> _DESCRIPTION OF THE TASK_
Scan the material and copy every line in which "edges" appears.

> _EXCERPTED DATA_
* * *
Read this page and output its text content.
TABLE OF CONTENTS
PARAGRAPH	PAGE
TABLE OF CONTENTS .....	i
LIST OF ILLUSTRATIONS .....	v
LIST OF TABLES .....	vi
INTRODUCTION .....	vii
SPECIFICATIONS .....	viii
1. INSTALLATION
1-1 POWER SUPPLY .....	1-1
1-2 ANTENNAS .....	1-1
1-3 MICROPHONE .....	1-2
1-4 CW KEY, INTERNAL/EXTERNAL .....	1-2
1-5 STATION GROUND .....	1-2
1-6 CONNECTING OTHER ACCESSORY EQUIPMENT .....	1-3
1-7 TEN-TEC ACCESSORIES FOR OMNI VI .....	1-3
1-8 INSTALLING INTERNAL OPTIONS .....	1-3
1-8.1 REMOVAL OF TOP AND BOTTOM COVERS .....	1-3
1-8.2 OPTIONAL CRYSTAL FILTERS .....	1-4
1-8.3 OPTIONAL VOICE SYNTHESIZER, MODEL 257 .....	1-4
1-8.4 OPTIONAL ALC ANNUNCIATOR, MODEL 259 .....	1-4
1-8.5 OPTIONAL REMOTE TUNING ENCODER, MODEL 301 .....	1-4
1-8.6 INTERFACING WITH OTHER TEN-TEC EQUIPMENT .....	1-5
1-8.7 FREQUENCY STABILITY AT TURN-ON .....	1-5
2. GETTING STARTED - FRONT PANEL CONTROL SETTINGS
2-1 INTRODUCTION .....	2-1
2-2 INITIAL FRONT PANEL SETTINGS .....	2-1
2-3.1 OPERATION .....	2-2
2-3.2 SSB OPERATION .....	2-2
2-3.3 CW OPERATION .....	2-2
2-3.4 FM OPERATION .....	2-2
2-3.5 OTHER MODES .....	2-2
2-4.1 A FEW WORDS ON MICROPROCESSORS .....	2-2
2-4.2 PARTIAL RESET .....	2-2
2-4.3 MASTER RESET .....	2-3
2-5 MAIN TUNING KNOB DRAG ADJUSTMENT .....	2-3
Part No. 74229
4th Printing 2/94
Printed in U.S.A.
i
* * *
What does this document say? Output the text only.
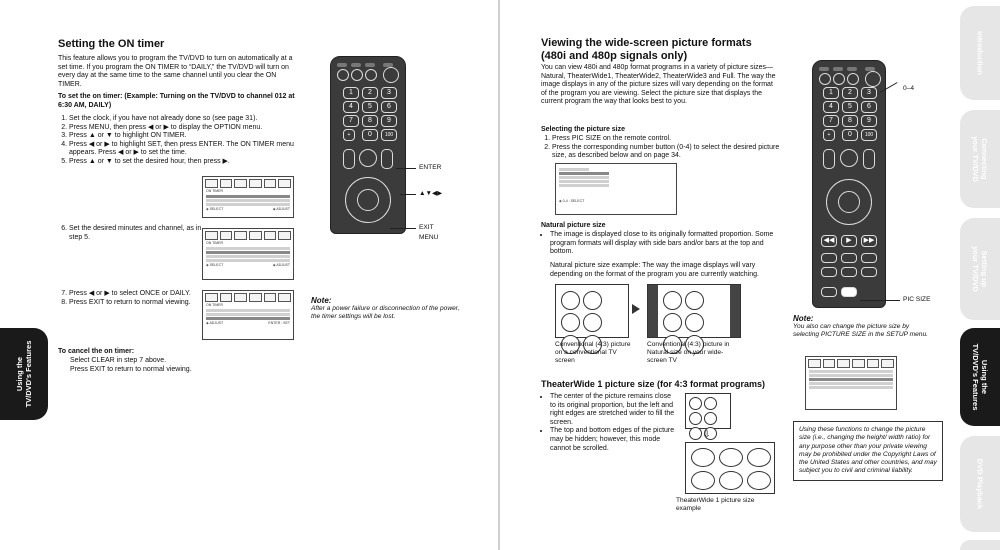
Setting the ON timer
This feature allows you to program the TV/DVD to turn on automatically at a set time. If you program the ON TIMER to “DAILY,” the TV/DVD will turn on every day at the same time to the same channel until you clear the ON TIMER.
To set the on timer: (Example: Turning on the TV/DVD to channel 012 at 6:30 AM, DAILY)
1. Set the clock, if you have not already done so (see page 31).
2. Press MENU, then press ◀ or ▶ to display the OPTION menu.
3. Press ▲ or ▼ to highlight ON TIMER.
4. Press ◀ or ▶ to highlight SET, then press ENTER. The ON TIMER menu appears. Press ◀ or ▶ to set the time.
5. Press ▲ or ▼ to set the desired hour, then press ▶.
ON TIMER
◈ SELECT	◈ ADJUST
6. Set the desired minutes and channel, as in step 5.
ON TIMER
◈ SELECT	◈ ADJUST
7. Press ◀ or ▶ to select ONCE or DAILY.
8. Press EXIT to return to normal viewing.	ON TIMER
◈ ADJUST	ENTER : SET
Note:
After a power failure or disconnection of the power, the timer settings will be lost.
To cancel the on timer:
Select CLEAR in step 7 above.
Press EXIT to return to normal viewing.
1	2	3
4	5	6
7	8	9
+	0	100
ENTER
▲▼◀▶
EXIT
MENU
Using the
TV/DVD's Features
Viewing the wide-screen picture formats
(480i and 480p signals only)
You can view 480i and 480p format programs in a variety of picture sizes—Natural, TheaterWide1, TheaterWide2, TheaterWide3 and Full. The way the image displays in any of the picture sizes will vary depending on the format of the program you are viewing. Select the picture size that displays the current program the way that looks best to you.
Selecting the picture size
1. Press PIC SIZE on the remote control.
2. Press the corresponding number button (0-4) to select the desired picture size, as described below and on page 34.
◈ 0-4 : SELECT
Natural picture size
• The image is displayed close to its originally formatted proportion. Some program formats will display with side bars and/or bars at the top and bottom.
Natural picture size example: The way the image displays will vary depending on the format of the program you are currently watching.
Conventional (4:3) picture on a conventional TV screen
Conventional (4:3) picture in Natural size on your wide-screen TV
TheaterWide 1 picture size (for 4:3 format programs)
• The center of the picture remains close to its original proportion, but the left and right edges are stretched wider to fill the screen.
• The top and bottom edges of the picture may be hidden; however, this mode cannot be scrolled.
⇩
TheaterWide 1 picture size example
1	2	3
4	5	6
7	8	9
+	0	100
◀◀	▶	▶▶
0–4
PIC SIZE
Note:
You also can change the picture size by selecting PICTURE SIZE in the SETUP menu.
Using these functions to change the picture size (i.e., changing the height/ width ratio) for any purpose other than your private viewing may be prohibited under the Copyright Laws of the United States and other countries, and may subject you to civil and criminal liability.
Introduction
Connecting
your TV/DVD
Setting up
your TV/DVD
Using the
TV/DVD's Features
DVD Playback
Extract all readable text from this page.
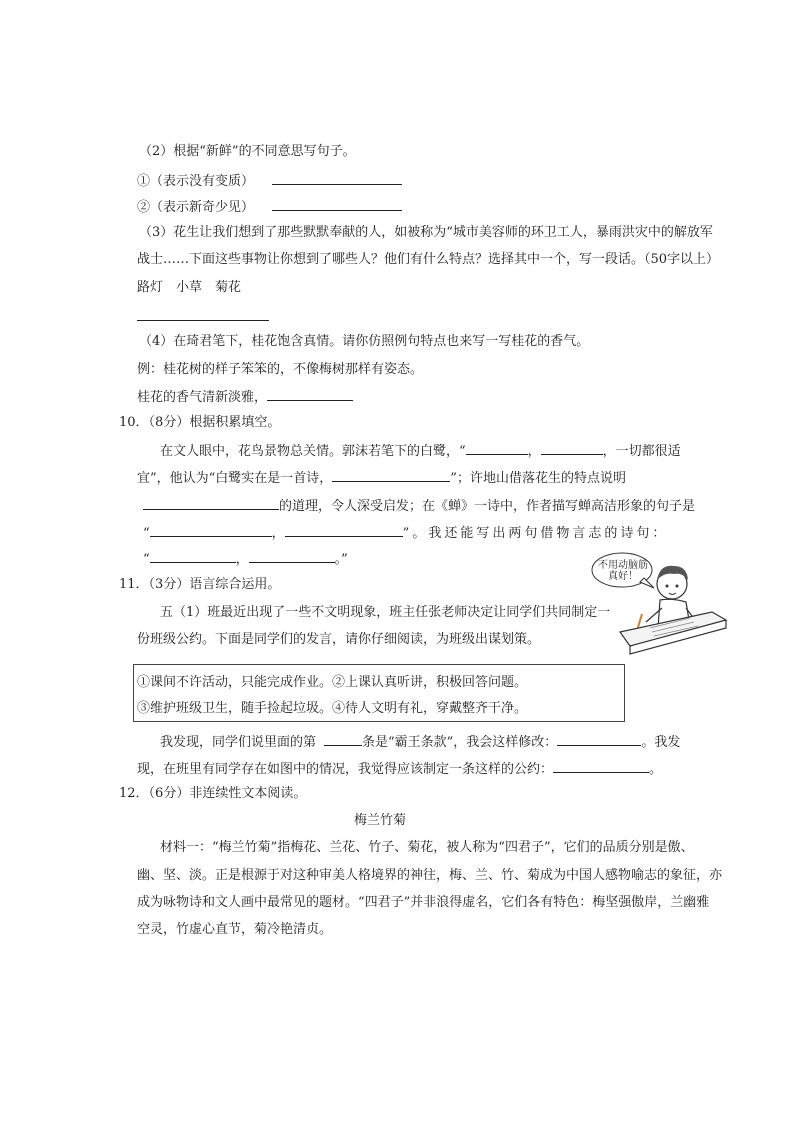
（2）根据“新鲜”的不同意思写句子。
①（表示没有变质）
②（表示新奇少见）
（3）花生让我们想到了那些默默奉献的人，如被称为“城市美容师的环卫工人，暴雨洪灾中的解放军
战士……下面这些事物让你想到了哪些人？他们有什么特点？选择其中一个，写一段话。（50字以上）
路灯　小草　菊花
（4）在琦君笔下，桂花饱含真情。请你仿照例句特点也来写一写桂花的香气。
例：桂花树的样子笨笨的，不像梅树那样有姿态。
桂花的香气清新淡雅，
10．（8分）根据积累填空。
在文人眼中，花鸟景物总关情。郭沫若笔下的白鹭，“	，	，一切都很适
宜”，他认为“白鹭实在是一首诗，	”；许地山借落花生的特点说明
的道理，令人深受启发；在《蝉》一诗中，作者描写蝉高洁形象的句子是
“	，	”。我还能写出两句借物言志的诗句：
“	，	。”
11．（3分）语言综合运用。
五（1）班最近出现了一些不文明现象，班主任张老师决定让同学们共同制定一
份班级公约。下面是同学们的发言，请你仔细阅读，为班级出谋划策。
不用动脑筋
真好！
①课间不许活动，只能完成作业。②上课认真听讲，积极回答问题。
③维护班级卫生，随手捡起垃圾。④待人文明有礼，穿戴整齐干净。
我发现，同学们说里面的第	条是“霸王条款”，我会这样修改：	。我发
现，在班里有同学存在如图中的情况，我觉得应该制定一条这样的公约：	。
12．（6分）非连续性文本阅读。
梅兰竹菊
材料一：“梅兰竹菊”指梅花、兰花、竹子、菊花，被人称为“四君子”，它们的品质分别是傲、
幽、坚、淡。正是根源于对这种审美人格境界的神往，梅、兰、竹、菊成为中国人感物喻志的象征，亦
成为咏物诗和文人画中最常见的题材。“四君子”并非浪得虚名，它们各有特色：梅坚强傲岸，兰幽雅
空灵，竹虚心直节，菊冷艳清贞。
* * *
> _THE REPLY_
• The center of the picture remains close to its original proportion, but the left and right edges are stretched wider to fill the screen.
• The top and bottom edges of the picture may be hidden; however, this mode cannot be scrolled.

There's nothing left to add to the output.